WORK TO BE COMPLETED: Repeat the listing exactly as given, omitting every image.

SUPPLIED INFORMATION:
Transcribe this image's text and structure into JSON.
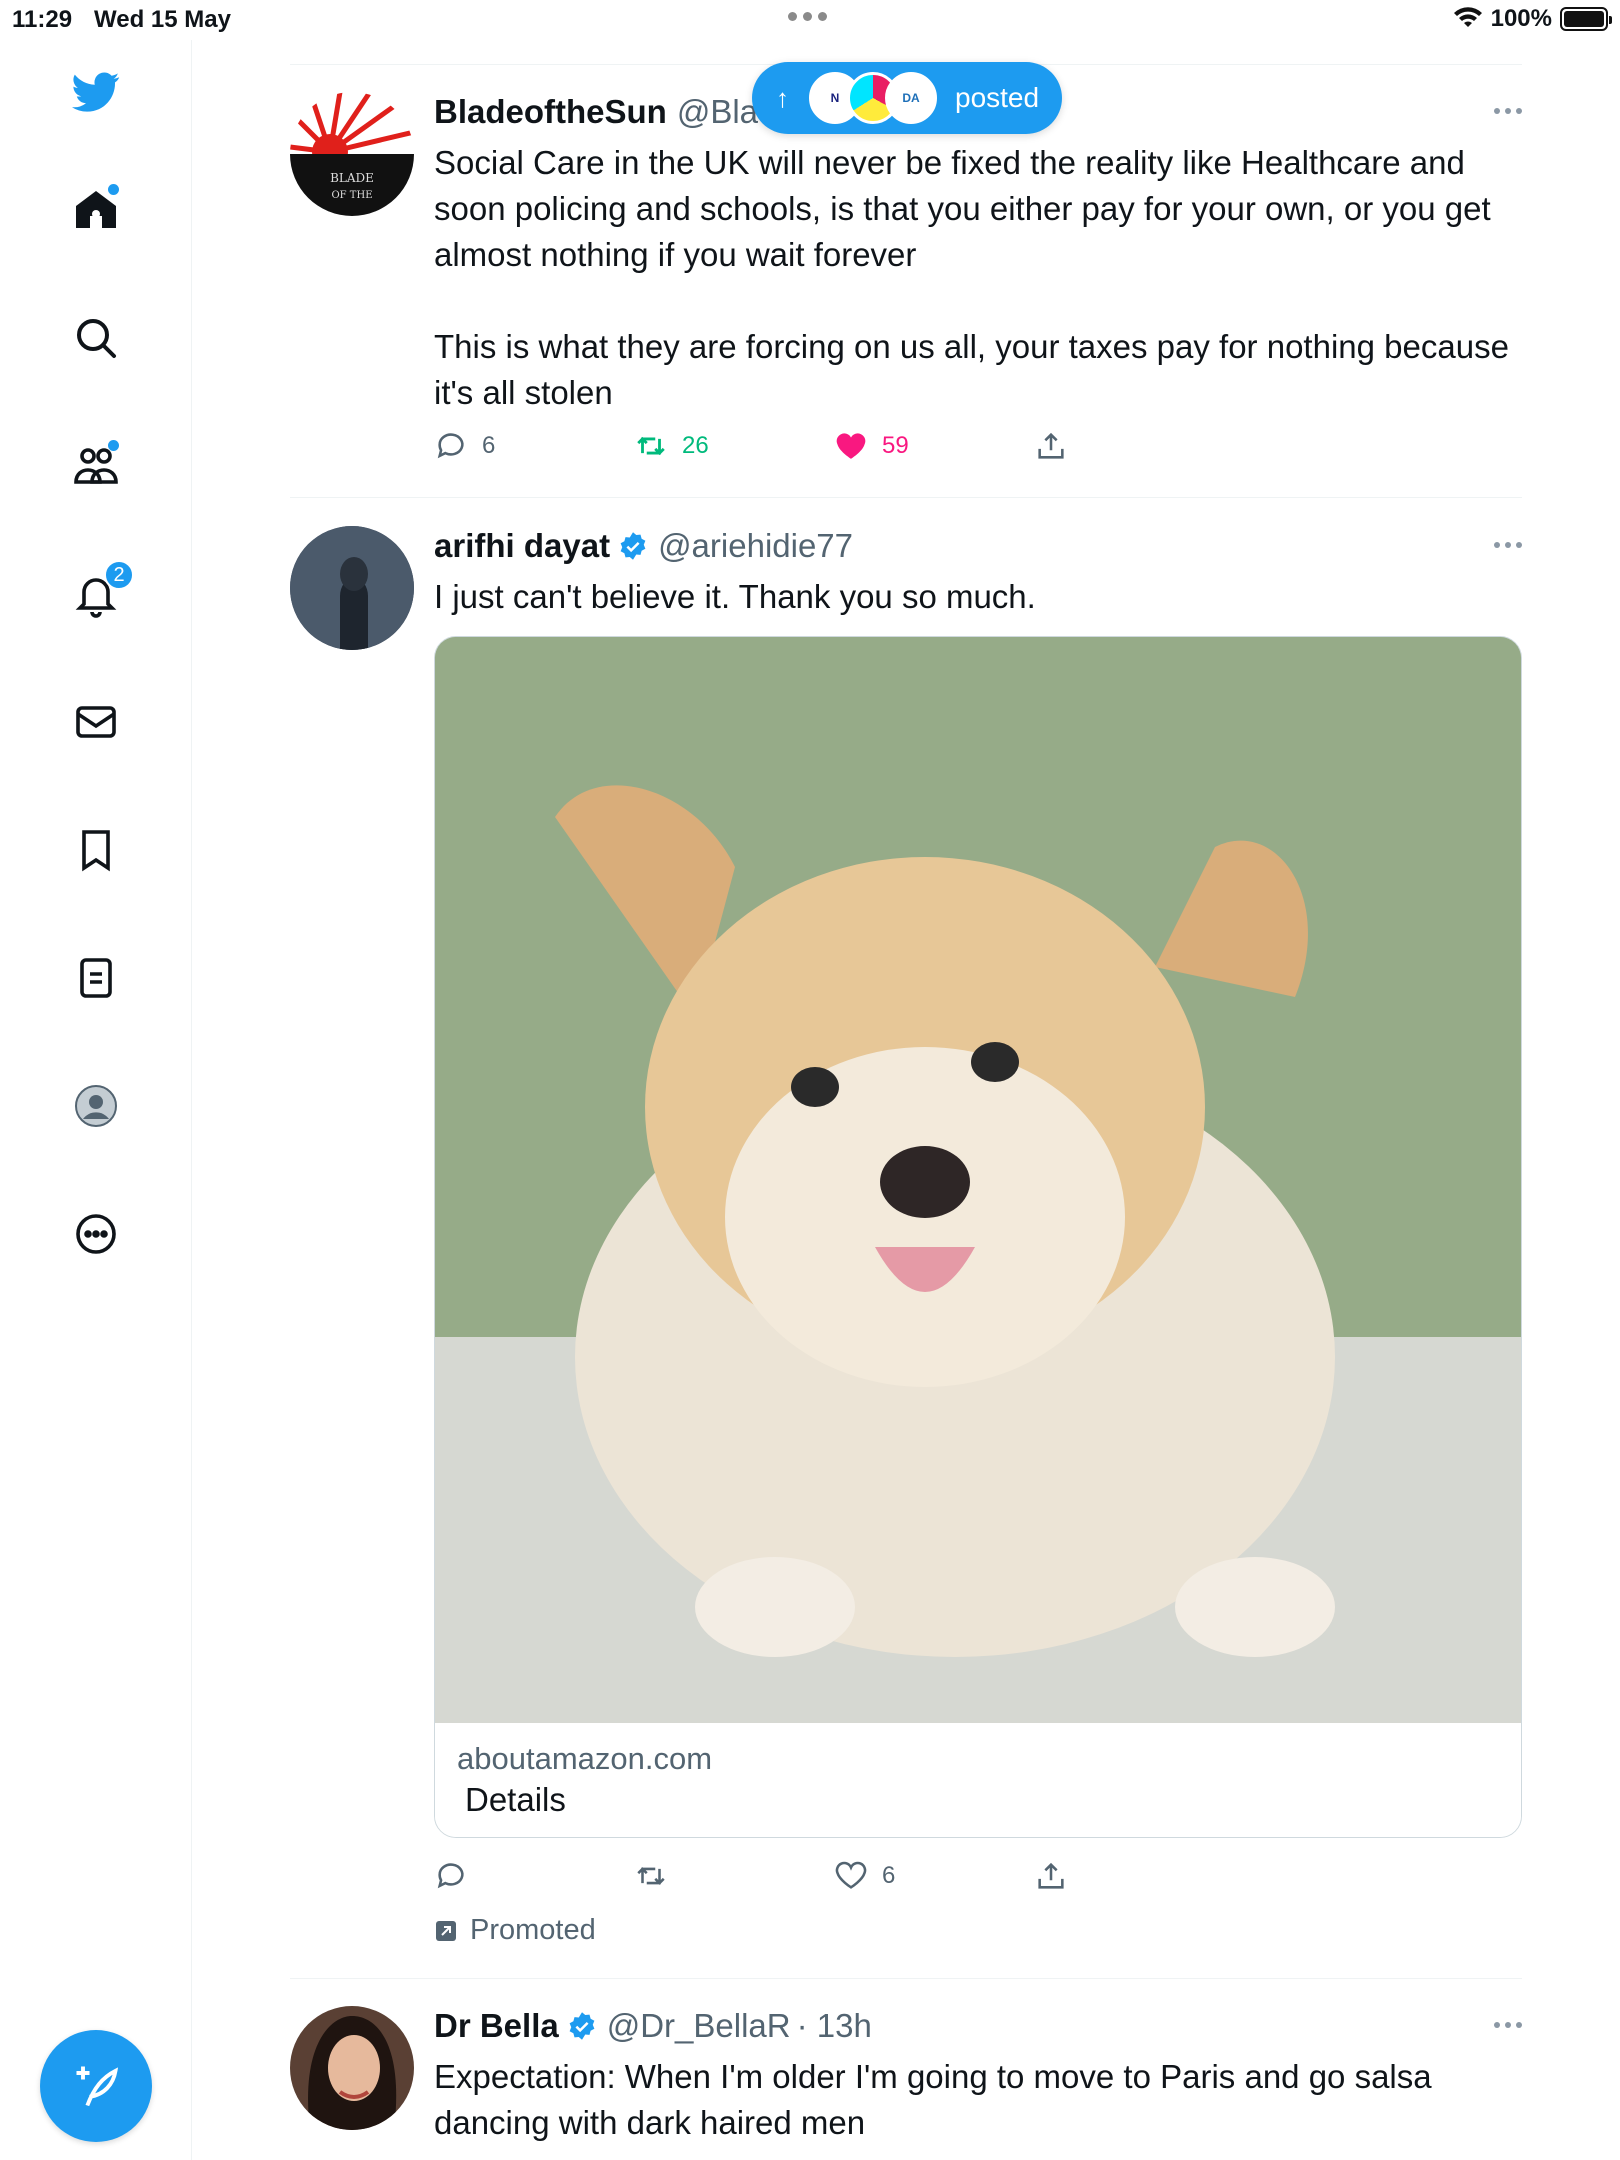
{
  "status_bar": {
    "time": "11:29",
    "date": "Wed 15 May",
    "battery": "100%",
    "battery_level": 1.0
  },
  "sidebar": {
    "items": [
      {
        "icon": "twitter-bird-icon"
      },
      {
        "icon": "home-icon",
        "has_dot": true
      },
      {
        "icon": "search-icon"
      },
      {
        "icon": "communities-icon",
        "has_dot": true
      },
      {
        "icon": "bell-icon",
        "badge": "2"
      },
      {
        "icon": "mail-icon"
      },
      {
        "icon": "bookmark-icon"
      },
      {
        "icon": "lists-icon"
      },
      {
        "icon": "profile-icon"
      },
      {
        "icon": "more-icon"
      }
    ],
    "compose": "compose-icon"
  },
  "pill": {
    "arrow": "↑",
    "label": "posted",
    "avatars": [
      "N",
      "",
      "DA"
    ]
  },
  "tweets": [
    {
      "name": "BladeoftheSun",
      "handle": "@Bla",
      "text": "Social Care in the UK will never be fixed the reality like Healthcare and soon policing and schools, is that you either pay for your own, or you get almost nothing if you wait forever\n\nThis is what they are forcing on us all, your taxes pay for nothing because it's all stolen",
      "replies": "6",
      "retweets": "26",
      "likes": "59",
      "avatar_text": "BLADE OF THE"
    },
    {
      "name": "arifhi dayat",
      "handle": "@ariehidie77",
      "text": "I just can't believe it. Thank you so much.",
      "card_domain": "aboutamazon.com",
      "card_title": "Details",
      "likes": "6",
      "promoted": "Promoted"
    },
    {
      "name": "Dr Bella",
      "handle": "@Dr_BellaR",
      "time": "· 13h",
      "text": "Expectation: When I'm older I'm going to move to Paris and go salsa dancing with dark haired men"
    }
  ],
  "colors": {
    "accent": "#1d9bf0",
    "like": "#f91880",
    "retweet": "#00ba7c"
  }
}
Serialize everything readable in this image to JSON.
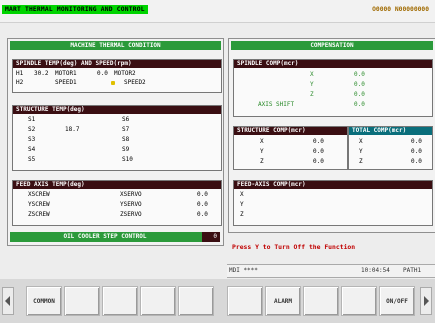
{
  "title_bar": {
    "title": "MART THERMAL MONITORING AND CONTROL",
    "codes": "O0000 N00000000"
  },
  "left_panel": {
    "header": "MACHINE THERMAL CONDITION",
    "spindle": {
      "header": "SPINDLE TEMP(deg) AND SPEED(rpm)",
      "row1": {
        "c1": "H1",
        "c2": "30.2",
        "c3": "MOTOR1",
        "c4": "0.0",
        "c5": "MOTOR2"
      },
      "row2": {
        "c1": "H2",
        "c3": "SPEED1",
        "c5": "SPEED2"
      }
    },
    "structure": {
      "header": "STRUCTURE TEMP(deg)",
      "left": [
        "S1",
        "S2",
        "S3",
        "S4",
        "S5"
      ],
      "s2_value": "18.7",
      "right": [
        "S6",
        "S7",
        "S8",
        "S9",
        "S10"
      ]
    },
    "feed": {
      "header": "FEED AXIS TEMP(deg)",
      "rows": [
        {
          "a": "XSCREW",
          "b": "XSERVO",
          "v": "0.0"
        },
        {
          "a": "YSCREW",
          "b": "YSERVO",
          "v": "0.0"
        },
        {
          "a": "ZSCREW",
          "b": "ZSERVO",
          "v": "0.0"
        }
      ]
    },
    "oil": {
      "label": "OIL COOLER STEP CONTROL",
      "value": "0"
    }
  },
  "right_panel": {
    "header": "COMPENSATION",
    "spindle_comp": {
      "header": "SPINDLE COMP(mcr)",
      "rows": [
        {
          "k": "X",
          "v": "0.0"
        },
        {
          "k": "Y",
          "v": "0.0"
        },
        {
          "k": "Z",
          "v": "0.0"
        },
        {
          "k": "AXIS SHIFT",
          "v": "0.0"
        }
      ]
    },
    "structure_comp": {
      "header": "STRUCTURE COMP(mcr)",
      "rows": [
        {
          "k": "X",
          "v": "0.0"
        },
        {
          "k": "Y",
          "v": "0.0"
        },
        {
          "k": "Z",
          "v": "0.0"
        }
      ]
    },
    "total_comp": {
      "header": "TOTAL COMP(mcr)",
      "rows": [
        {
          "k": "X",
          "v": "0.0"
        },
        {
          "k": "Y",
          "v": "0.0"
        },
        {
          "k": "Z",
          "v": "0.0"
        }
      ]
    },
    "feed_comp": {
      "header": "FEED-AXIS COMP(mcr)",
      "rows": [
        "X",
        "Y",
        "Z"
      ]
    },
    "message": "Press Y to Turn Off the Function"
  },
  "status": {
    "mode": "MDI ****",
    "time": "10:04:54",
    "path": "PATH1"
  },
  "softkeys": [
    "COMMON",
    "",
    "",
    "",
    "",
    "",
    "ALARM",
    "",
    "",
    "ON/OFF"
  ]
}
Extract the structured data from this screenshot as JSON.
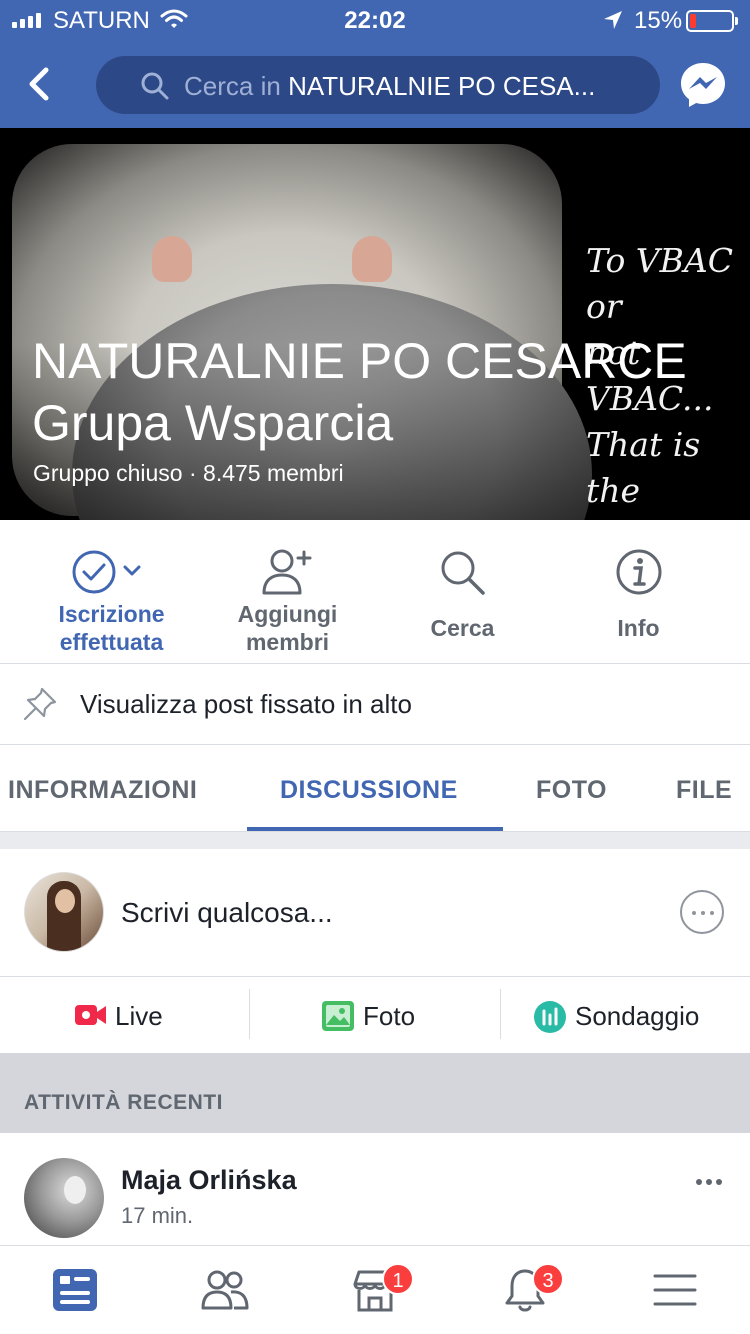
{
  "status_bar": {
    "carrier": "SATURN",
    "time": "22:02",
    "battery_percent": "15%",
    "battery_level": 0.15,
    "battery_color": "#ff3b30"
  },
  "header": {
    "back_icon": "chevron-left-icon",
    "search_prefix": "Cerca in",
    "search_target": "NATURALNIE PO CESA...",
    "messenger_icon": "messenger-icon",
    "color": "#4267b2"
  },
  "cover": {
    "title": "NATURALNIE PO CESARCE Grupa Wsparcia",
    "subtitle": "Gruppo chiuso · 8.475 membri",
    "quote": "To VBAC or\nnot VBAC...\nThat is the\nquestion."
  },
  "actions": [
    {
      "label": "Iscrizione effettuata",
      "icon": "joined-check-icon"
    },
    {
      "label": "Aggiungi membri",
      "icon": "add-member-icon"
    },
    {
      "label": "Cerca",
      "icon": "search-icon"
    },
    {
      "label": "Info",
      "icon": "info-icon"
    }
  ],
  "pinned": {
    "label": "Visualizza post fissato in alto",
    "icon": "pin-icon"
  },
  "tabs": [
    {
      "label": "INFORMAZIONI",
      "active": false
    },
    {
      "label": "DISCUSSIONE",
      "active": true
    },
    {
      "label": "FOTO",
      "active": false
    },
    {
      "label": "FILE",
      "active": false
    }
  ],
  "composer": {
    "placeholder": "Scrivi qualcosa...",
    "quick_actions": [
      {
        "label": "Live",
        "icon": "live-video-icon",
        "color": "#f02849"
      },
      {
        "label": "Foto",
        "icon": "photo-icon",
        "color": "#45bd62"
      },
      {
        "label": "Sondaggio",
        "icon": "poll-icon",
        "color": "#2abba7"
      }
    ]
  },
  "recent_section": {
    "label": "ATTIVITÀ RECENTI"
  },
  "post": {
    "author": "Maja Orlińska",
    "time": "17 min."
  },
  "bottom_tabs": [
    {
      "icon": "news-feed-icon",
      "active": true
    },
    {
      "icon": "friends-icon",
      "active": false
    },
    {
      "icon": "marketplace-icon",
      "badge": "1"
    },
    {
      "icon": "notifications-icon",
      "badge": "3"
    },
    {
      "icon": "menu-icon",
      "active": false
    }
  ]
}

FULL OUTPUT:
Transcribe this image's text and structure into JSON.
{
  "status_bar": {
    "time": "11:29",
    "date": "Wed 15 May",
    "battery": "100%",
    "battery_level": 1.0
  },
  "sidebar": {
    "items": [
      {
        "icon": "twitter-bird-icon"
      },
      {
        "icon": "home-icon",
        "has_dot": true
      },
      {
        "icon": "search-icon"
      },
      {
        "icon": "communities-icon",
        "has_dot": true
      },
      {
        "icon": "bell-icon",
        "badge": "2"
      },
      {
        "icon": "mail-icon"
      },
      {
        "icon": "bookmark-icon"
      },
      {
        "icon": "lists-icon"
      },
      {
        "icon": "profile-icon"
      },
      {
        "icon": "more-icon"
      }
    ],
    "compose": "compose-icon"
  },
  "pill": {
    "arrow": "↑",
    "label": "posted",
    "avatars": [
      "N",
      "",
      "DA"
    ]
  },
  "tweets": [
    {
      "name": "BladeoftheSun",
      "handle": "@Bla",
      "text": "Social Care in the UK will never be fixed the reality like Healthcare and soon policing and schools, is that you either pay for your own, or you get almost nothing if you wait forever\n\nThis is what they are forcing on us all, your taxes pay for nothing because it's all stolen",
      "replies": "6",
      "retweets": "26",
      "likes": "59",
      "avatar_text": "BLADE OF THE"
    },
    {
      "name": "arifhi dayat",
      "handle": "@ariehidie77",
      "text": "I just can't believe it. Thank you so much.",
      "card_domain": "aboutamazon.com",
      "card_title": "Details",
      "likes": "6",
      "promoted": "Promoted"
    },
    {
      "name": "Dr Bella",
      "handle": "@Dr_BellaR",
      "time": "· 13h",
      "text": "Expectation: When I'm older I'm going to move to Paris and go salsa dancing with dark haired men"
    }
  ],
  "colors": {
    "accent": "#1d9bf0",
    "like": "#f91880",
    "retweet": "#00ba7c"
  }
}
Serialize everything readable in this image to JSON.
{
  "title_bar": {
    "title": "MART THERMAL MONITORING AND CONTROL",
    "codes": "O0000 N00000000"
  },
  "left_panel": {
    "header": "MACHINE THERMAL CONDITION",
    "spindle": {
      "header": "SPINDLE TEMP(deg) AND SPEED(rpm)",
      "row1": {
        "c1": "H1",
        "c2": "30.2",
        "c3": "MOTOR1",
        "c4": "0.0",
        "c5": "MOTOR2"
      },
      "row2": {
        "c1": "H2",
        "c3": "SPEED1",
        "c5": "SPEED2"
      }
    },
    "structure": {
      "header": "STRUCTURE TEMP(deg)",
      "left": [
        "S1",
        "S2",
        "S3",
        "S4",
        "S5"
      ],
      "s2_value": "18.7",
      "right": [
        "S6",
        "S7",
        "S8",
        "S9",
        "S10"
      ]
    },
    "feed": {
      "header": "FEED AXIS TEMP(deg)",
      "rows": [
        {
          "a": "XSCREW",
          "b": "XSERVO",
          "v": "0.0"
        },
        {
          "a": "YSCREW",
          "b": "YSERVO",
          "v": "0.0"
        },
        {
          "a": "ZSCREW",
          "b": "ZSERVO",
          "v": "0.0"
        }
      ]
    },
    "oil": {
      "label": "OIL COOLER STEP CONTROL",
      "value": "0"
    }
  },
  "right_panel": {
    "header": "COMPENSATION",
    "spindle_comp": {
      "header": "SPINDLE COMP(mcr)",
      "rows": [
        {
          "k": "X",
          "v": "0.0"
        },
        {
          "k": "Y",
          "v": "0.0"
        },
        {
          "k": "Z",
          "v": "0.0"
        },
        {
          "k": "AXIS SHIFT",
          "v": "0.0"
        }
      ]
    },
    "structure_comp": {
      "header": "STRUCTURE COMP(mcr)",
      "rows": [
        {
          "k": "X",
          "v": "0.0"
        },
        {
          "k": "Y",
          "v": "0.0"
        },
        {
          "k": "Z",
          "v": "0.0"
        }
      ]
    },
    "total_comp": {
      "header": "TOTAL COMP(mcr)",
      "rows": [
        {
          "k": "X",
          "v": "0.0"
        },
        {
          "k": "Y",
          "v": "0.0"
        },
        {
          "k": "Z",
          "v": "0.0"
        }
      ]
    },
    "feed_comp": {
      "header": "FEED-AXIS COMP(mcr)",
      "rows": [
        "X",
        "Y",
        "Z"
      ]
    },
    "message": "Press Y to Turn Off the Function"
  },
  "status": {
    "mode": "MDI ****",
    "time": "10:04:54",
    "path": "PATH1"
  },
  "softkeys": [
    "COMMON",
    "",
    "",
    "",
    "",
    "",
    "ALARM",
    "",
    "",
    "ON/OFF"
  ]
}
Extract the structured data from this screenshot as JSON.
{
  "status_bar": {
    "carrier": "SATURN",
    "time": "22:02",
    "battery_percent": "15%",
    "battery_level": 0.15,
    "battery_color": "#ff3b30"
  },
  "header": {
    "back_icon": "chevron-left-icon",
    "search_prefix": "Cerca in",
    "search_target": "NATURALNIE PO CESA...",
    "messenger_icon": "messenger-icon",
    "color": "#4267b2"
  },
  "cover": {
    "title": "NATURALNIE PO CESARCE Grupa Wsparcia",
    "subtitle": "Gruppo chiuso · 8.475 membri",
    "quote": "To VBAC or\nnot VBAC...\nThat is the\nquestion."
  },
  "actions": [
    {
      "label": "Iscrizione effettuata",
      "icon": "joined-check-icon"
    },
    {
      "label": "Aggiungi membri",
      "icon": "add-member-icon"
    },
    {
      "label": "Cerca",
      "icon": "search-icon"
    },
    {
      "label": "Info",
      "icon": "info-icon"
    }
  ],
  "pinned": {
    "label": "Visualizza post fissato in alto",
    "icon": "pin-icon"
  },
  "tabs": [
    {
      "label": "INFORMAZIONI",
      "active": false
    },
    {
      "label": "DISCUSSIONE",
      "active": true
    },
    {
      "label": "FOTO",
      "active": false
    },
    {
      "label": "FILE",
      "active": false
    }
  ],
  "composer": {
    "placeholder": "Scrivi qualcosa...",
    "quick_actions": [
      {
        "label": "Live",
        "icon": "live-video-icon",
        "color": "#f02849"
      },
      {
        "label": "Foto",
        "icon": "photo-icon",
        "color": "#45bd62"
      },
      {
        "label": "Sondaggio",
        "icon": "poll-icon",
        "color": "#2abba7"
      }
    ]
  },
  "recent_section": {
    "label": "ATTIVITÀ RECENTI"
  },
  "post": {
    "author": "Maja Orlińska",
    "time": "17 min."
  },
  "bottom_tabs": [
    {
      "icon": "news-feed-icon",
      "active": true
    },
    {
      "icon": "friends-icon",
      "active": false
    },
    {
      "icon": "marketplace-icon",
      "badge": "1"
    },
    {
      "icon": "notifications-icon",
      "badge": "3"
    },
    {
      "icon": "menu-icon",
      "active": false
    }
  ]
}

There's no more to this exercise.